Give back the full listing verbatim, apart from its images.

## START DATA TO USE

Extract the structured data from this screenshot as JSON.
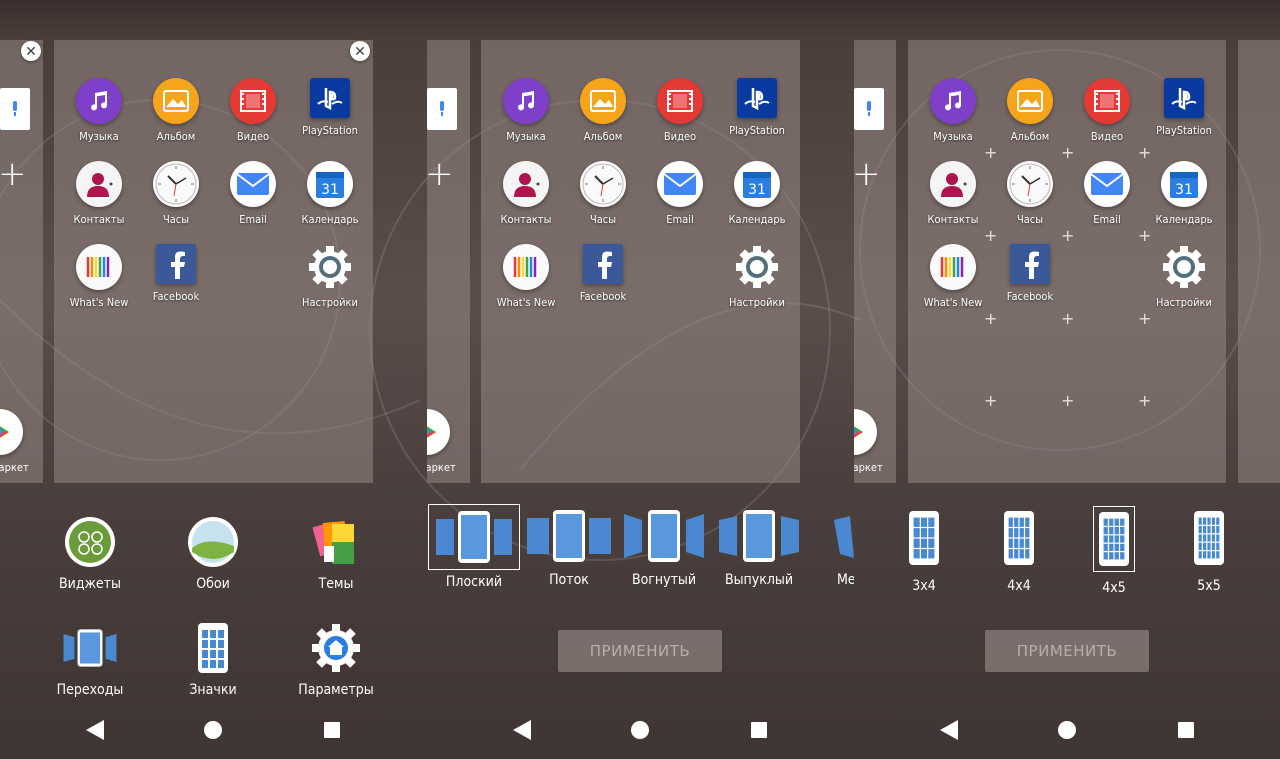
{
  "colors": {
    "music": "#7e3fc9",
    "album": "#f6a51a",
    "video": "#e53935",
    "playstation": "#0a3aa0",
    "contacts": "#f5f5f5",
    "email": "#ffffff",
    "calendar": "#ffffff",
    "facebook": "#3b5998",
    "apply_bg": "#8c807e"
  },
  "panels": [
    {
      "apps": [
        {
          "icon": "music-icon",
          "label": "Музыка"
        },
        {
          "icon": "album-icon",
          "label": "Альбом"
        },
        {
          "icon": "video-icon",
          "label": "Видео"
        },
        {
          "icon": "playstation-icon",
          "label": "PlayStation"
        },
        {
          "icon": "contacts-icon",
          "label": "Контакты"
        },
        {
          "icon": "clock-icon",
          "label": "Часы"
        },
        {
          "icon": "email-icon",
          "label": "Email"
        },
        {
          "icon": "calendar-icon",
          "label": "Календарь",
          "day": "31"
        },
        {
          "icon": "whatsnew-icon",
          "label": "What's New"
        },
        {
          "icon": "facebook-icon",
          "label": "Facebook"
        },
        {
          "icon": "settings-icon",
          "label": "Настройки"
        }
      ],
      "peek_label": "Маркет",
      "menu": [
        {
          "icon": "widgets-icon",
          "label": "Виджеты"
        },
        {
          "icon": "wallpaper-icon",
          "label": "Обои"
        },
        {
          "icon": "themes-icon",
          "label": "Темы"
        },
        {
          "icon": "transitions-icon",
          "label": "Переходы"
        },
        {
          "icon": "icons-grid-icon",
          "label": "Значки"
        },
        {
          "icon": "home-settings-icon",
          "label": "Параметры"
        }
      ]
    },
    {
      "apps": [
        {
          "icon": "music-icon",
          "label": "Музыка"
        },
        {
          "icon": "album-icon",
          "label": "Альбом"
        },
        {
          "icon": "video-icon",
          "label": "Видео"
        },
        {
          "icon": "playstation-icon",
          "label": "PlayStation"
        },
        {
          "icon": "contacts-icon",
          "label": "Контакты"
        },
        {
          "icon": "clock-icon",
          "label": "Часы"
        },
        {
          "icon": "email-icon",
          "label": "Email"
        },
        {
          "icon": "calendar-icon",
          "label": "Календарь",
          "day": "31"
        },
        {
          "icon": "whatsnew-icon",
          "label": "What's New"
        },
        {
          "icon": "facebook-icon",
          "label": "Facebook"
        },
        {
          "icon": "settings-icon",
          "label": "Настройки"
        }
      ],
      "peek_label": "Маркет",
      "transitions": [
        {
          "label": "Плоский",
          "selected": true
        },
        {
          "label": "Поток",
          "selected": false
        },
        {
          "label": "Вогнутый",
          "selected": false
        },
        {
          "label": "Выпуклый",
          "selected": false
        },
        {
          "label": "Мель",
          "selected": false
        }
      ],
      "apply_label": "ПРИМЕНИТЬ"
    },
    {
      "apps": [
        {
          "icon": "music-icon",
          "label": "Музыка"
        },
        {
          "icon": "album-icon",
          "label": "Альбом"
        },
        {
          "icon": "video-icon",
          "label": "Видео"
        },
        {
          "icon": "playstation-icon",
          "label": "PlayStation"
        },
        {
          "icon": "contacts-icon",
          "label": "Контакты"
        },
        {
          "icon": "clock-icon",
          "label": "Часы"
        },
        {
          "icon": "email-icon",
          "label": "Email"
        },
        {
          "icon": "calendar-icon",
          "label": "Календарь",
          "day": "31"
        },
        {
          "icon": "whatsnew-icon",
          "label": "What's New"
        },
        {
          "icon": "facebook-icon",
          "label": "Facebook"
        },
        {
          "icon": "settings-icon",
          "label": "Настройки"
        }
      ],
      "peek_label": "Маркет",
      "grids": [
        {
          "label": "3x4",
          "selected": false
        },
        {
          "label": "4x4",
          "selected": false
        },
        {
          "label": "4x5",
          "selected": true
        },
        {
          "label": "5x5",
          "selected": false
        }
      ],
      "apply_label": "ПРИМЕНИТЬ"
    }
  ],
  "close_symbol": "✕",
  "plus_symbol": "+"
}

## END DATA TO USE

● **FULL OUTPUT**:
Extract the structured data from this screenshot as JSON.
{
  "colors": {
    "music": "#7e3fc9",
    "album": "#f6a51a",
    "video": "#e53935",
    "playstation": "#0a3aa0",
    "contacts": "#f5f5f5",
    "email": "#ffffff",
    "calendar": "#ffffff",
    "facebook": "#3b5998",
    "apply_bg": "#8c807e"
  },
  "panels": [
    {
      "apps": [
        {
          "icon": "music-icon",
          "label": "Музыка"
        },
        {
          "icon": "album-icon",
          "label": "Альбом"
        },
        {
          "icon": "video-icon",
          "label": "Видео"
        },
        {
          "icon": "playstation-icon",
          "label": "PlayStation"
        },
        {
          "icon": "contacts-icon",
          "label": "Контакты"
        },
        {
          "icon": "clock-icon",
          "label": "Часы"
        },
        {
          "icon": "email-icon",
          "label": "Email"
        },
        {
          "icon": "calendar-icon",
          "label": "Календарь",
          "day": "31"
        },
        {
          "icon": "whatsnew-icon",
          "label": "What's New"
        },
        {
          "icon": "facebook-icon",
          "label": "Facebook"
        },
        {
          "icon": "settings-icon",
          "label": "Настройки"
        }
      ],
      "peek_label": "Маркет",
      "menu": [
        {
          "icon": "widgets-icon",
          "label": "Виджеты"
        },
        {
          "icon": "wallpaper-icon",
          "label": "Обои"
        },
        {
          "icon": "themes-icon",
          "label": "Темы"
        },
        {
          "icon": "transitions-icon",
          "label": "Переходы"
        },
        {
          "icon": "icons-grid-icon",
          "label": "Значки"
        },
        {
          "icon": "home-settings-icon",
          "label": "Параметры"
        }
      ]
    },
    {
      "apps": [
        {
          "icon": "music-icon",
          "label": "Музыка"
        },
        {
          "icon": "album-icon",
          "label": "Альбом"
        },
        {
          "icon": "video-icon",
          "label": "Видео"
        },
        {
          "icon": "playstation-icon",
          "label": "PlayStation"
        },
        {
          "icon": "contacts-icon",
          "label": "Контакты"
        },
        {
          "icon": "clock-icon",
          "label": "Часы"
        },
        {
          "icon": "email-icon",
          "label": "Email"
        },
        {
          "icon": "calendar-icon",
          "label": "Календарь",
          "day": "31"
        },
        {
          "icon": "whatsnew-icon",
          "label": "What's New"
        },
        {
          "icon": "facebook-icon",
          "label": "Facebook"
        },
        {
          "icon": "settings-icon",
          "label": "Настройки"
        }
      ],
      "peek_label": "Маркет",
      "transitions": [
        {
          "label": "Плоский",
          "selected": true
        },
        {
          "label": "Поток",
          "selected": false
        },
        {
          "label": "Вогнутый",
          "selected": false
        },
        {
          "label": "Выпуклый",
          "selected": false
        },
        {
          "label": "Мель",
          "selected": false
        }
      ],
      "apply_label": "ПРИМЕНИТЬ"
    },
    {
      "apps": [
        {
          "icon": "music-icon",
          "label": "Музыка"
        },
        {
          "icon": "album-icon",
          "label": "Альбом"
        },
        {
          "icon": "video-icon",
          "label": "Видео"
        },
        {
          "icon": "playstation-icon",
          "label": "PlayStation"
        },
        {
          "icon": "contacts-icon",
          "label": "Контакты"
        },
        {
          "icon": "clock-icon",
          "label": "Часы"
        },
        {
          "icon": "email-icon",
          "label": "Email"
        },
        {
          "icon": "calendar-icon",
          "label": "Календарь",
          "day": "31"
        },
        {
          "icon": "whatsnew-icon",
          "label": "What's New"
        },
        {
          "icon": "facebook-icon",
          "label": "Facebook"
        },
        {
          "icon": "settings-icon",
          "label": "Настройки"
        }
      ],
      "peek_label": "Маркет",
      "grids": [
        {
          "label": "3x4",
          "selected": false
        },
        {
          "label": "4x4",
          "selected": false
        },
        {
          "label": "4x5",
          "selected": true
        },
        {
          "label": "5x5",
          "selected": false
        }
      ],
      "apply_label": "ПРИМЕНИТЬ"
    }
  ],
  "close_symbol": "✕",
  "plus_symbol": "+"
}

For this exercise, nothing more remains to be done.